* [Work instructions]
Find each line holding the word "text" and give the total alone.
>> Start Material provided
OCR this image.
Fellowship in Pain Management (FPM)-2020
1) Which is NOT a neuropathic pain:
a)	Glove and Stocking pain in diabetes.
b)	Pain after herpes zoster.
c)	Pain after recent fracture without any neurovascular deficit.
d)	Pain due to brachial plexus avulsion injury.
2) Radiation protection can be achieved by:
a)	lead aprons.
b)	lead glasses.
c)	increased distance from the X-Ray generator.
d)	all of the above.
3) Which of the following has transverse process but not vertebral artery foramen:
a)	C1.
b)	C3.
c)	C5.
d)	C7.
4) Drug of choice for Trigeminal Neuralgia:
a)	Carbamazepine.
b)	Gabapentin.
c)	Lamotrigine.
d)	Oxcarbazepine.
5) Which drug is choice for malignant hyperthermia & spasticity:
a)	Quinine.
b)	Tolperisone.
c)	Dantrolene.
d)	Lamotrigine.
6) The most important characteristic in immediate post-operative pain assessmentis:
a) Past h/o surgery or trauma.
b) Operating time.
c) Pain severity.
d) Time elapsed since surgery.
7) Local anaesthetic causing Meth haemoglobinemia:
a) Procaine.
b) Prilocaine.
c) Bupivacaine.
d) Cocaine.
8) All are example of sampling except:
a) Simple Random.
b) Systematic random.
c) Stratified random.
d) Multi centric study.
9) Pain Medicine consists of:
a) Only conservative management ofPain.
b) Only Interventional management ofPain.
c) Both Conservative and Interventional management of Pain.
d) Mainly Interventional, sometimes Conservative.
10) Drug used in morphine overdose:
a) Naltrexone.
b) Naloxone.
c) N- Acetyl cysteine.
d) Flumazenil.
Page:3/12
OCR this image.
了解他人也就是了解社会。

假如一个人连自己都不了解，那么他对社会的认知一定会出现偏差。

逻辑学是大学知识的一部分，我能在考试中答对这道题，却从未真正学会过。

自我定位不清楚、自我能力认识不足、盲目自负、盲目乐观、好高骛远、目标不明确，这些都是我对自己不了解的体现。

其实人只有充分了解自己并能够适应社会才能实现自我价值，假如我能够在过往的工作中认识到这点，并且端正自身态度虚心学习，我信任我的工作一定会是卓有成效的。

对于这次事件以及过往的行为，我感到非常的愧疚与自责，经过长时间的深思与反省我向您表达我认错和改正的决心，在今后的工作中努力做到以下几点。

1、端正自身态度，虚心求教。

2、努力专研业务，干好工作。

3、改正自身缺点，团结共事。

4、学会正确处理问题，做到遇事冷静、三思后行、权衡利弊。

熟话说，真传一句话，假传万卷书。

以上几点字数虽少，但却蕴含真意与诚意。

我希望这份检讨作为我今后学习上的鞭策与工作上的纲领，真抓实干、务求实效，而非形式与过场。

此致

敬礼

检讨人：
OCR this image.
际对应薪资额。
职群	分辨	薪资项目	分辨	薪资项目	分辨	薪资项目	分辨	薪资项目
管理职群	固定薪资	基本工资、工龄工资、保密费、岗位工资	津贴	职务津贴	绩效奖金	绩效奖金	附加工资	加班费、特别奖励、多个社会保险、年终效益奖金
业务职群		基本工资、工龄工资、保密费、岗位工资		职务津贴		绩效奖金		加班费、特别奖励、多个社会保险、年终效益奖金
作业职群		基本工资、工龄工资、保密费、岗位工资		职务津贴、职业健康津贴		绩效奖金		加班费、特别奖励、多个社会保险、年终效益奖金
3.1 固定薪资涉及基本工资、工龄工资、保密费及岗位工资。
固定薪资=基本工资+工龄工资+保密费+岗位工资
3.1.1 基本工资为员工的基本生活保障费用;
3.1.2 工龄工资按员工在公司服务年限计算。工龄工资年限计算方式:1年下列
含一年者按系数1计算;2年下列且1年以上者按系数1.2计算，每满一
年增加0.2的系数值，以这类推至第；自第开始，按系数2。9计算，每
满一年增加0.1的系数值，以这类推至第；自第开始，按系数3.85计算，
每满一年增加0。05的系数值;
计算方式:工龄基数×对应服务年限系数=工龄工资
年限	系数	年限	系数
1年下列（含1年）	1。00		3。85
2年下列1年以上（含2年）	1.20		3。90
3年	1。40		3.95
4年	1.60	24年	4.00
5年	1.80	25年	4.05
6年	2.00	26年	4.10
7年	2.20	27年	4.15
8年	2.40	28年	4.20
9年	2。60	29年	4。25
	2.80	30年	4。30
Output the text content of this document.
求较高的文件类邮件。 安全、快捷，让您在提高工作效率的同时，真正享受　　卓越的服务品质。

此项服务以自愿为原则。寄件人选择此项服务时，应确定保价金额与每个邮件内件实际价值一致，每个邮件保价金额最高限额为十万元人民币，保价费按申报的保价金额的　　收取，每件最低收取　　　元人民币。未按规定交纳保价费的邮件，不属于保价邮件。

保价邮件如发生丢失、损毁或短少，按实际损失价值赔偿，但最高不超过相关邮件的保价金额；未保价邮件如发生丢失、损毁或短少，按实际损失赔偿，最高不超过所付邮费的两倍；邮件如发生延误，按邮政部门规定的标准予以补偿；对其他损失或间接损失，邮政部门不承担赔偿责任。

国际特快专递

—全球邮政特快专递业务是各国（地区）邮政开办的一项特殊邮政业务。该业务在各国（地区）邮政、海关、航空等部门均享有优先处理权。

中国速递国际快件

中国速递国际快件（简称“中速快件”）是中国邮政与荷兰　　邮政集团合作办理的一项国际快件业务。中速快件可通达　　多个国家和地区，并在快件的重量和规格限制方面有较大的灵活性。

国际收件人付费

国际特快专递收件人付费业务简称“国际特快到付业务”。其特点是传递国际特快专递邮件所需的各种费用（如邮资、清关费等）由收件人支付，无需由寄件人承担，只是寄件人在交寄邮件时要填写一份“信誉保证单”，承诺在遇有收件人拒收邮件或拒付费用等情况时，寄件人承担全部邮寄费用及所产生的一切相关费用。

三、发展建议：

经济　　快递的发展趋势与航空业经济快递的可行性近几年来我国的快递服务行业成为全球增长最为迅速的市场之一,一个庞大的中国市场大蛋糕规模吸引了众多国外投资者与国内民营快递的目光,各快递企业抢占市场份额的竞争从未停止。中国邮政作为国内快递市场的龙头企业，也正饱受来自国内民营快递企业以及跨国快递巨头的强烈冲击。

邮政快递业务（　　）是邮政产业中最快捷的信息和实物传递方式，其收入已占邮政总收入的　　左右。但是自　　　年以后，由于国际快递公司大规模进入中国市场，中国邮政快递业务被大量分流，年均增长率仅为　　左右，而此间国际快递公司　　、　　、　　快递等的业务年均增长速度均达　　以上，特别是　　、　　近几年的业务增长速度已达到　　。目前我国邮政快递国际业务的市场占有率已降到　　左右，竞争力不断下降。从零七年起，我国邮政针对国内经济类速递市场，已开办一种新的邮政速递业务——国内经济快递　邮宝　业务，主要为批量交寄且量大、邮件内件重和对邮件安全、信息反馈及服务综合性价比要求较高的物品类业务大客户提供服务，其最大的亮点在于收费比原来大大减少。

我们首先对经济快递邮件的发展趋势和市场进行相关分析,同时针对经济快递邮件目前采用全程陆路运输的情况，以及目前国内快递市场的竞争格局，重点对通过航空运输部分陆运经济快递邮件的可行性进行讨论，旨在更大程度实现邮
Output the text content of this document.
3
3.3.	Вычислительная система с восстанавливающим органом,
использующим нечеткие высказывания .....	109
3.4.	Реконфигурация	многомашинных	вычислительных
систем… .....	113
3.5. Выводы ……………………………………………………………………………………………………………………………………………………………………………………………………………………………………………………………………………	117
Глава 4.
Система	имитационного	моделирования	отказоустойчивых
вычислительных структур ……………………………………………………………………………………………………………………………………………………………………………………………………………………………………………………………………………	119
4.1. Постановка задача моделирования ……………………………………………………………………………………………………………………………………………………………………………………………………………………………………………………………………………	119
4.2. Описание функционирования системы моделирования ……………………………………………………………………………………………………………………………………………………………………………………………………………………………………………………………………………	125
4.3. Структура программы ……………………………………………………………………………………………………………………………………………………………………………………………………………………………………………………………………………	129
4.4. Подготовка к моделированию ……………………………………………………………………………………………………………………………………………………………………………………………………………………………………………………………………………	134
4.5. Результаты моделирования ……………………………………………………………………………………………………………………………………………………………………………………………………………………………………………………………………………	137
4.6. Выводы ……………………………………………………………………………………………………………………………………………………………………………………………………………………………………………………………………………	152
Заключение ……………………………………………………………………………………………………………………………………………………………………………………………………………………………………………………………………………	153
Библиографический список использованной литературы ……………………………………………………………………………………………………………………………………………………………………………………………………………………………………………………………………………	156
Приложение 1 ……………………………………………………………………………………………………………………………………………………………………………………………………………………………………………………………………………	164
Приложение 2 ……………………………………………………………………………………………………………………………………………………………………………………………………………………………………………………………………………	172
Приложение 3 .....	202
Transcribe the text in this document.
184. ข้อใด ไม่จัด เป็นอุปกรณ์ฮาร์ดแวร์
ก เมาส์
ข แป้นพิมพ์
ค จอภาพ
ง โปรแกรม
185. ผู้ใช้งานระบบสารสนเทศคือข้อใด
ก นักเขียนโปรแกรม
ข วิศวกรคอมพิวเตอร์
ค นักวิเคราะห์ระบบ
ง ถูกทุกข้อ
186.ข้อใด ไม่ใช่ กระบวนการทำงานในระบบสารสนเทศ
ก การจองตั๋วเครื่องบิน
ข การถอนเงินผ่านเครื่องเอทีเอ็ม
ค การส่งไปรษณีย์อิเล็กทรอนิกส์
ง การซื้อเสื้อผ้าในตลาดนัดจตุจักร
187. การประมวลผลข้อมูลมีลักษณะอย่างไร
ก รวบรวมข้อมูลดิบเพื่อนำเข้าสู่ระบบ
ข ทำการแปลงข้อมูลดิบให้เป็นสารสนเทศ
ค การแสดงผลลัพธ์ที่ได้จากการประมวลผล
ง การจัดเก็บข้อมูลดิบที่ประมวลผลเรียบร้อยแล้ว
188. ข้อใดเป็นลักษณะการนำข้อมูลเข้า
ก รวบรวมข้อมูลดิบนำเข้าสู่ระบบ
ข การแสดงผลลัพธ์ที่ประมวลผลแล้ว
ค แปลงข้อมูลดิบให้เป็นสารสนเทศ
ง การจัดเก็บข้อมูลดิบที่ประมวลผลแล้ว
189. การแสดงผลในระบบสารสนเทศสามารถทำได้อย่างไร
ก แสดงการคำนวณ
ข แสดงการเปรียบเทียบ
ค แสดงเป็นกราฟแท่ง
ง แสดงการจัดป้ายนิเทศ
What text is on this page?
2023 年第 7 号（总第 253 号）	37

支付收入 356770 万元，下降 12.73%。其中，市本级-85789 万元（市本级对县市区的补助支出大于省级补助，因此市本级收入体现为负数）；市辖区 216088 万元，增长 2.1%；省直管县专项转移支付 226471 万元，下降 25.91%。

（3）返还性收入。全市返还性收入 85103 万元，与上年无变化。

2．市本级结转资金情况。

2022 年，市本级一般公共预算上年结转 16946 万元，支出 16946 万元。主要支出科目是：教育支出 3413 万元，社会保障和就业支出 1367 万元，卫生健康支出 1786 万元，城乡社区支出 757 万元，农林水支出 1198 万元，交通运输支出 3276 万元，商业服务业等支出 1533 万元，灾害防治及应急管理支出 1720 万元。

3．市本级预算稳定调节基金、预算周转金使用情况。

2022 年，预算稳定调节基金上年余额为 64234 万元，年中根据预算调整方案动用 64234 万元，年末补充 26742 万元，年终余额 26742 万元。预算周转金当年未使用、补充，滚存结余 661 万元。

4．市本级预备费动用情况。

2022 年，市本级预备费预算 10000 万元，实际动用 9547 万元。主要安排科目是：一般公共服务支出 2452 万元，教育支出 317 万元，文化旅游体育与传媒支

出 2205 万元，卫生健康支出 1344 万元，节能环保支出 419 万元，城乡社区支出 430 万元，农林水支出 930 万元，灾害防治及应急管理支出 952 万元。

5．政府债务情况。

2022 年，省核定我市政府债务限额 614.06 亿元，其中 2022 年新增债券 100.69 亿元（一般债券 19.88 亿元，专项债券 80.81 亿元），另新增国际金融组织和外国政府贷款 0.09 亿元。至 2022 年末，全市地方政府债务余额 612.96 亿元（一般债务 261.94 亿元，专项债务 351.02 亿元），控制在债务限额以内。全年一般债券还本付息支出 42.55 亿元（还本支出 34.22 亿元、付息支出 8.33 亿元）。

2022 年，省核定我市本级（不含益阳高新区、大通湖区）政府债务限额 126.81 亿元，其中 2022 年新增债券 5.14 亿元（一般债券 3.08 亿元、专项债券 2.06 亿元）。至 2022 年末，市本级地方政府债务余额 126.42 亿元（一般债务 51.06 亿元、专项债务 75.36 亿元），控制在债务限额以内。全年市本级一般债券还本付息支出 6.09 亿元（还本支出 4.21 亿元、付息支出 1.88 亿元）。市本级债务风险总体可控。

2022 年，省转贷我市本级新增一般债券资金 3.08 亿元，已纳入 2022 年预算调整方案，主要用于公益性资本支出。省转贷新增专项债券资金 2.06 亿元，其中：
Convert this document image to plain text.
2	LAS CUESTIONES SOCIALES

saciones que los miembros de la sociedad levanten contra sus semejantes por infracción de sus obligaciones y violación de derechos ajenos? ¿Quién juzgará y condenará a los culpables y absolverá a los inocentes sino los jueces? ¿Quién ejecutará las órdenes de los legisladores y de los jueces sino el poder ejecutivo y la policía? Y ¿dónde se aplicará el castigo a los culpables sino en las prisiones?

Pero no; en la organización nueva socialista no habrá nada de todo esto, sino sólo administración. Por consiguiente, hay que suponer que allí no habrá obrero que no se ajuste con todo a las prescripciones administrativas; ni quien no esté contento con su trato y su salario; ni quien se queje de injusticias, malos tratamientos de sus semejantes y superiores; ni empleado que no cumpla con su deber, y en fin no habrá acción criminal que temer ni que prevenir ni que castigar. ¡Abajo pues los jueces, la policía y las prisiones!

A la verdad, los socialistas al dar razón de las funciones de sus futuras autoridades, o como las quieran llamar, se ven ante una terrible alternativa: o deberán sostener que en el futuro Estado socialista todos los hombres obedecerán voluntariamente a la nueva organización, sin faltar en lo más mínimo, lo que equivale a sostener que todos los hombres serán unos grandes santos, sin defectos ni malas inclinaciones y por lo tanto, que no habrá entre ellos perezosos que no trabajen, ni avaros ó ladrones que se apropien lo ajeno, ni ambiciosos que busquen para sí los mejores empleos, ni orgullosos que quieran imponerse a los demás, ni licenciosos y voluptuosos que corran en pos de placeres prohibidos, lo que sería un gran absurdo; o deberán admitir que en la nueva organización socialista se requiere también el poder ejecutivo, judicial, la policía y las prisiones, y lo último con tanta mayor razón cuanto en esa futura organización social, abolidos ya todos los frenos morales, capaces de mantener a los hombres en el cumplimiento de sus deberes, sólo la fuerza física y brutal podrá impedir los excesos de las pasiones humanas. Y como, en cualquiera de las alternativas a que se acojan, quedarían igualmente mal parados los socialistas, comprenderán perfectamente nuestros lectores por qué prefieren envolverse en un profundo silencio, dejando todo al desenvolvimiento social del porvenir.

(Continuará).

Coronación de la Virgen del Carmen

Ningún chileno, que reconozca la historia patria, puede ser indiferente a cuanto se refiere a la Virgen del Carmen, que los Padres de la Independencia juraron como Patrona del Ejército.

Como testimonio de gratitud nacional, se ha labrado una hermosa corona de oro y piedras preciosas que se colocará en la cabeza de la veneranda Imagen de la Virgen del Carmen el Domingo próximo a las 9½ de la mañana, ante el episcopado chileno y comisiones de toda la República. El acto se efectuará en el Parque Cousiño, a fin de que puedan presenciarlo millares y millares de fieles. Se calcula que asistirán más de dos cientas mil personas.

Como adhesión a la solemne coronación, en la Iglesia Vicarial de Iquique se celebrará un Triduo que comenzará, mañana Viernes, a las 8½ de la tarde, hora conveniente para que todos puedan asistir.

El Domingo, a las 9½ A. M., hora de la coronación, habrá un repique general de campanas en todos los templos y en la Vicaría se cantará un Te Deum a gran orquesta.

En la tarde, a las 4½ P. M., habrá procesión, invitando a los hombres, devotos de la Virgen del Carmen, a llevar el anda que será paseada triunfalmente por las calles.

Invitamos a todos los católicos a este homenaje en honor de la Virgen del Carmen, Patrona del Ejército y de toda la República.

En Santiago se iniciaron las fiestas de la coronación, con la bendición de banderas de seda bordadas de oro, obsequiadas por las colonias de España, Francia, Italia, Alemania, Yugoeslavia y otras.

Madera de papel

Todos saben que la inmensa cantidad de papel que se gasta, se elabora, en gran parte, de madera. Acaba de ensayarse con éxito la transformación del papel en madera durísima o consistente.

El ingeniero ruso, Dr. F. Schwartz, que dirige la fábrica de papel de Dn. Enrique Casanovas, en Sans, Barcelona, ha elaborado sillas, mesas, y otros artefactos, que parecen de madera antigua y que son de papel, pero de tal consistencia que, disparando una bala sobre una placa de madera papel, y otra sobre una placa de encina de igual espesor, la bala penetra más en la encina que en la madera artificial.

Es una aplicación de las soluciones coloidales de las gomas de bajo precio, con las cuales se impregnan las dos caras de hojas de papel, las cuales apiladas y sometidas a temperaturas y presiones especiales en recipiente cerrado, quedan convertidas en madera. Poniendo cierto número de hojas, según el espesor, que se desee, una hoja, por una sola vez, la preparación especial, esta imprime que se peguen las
>> End Material provided
* [Task output]
5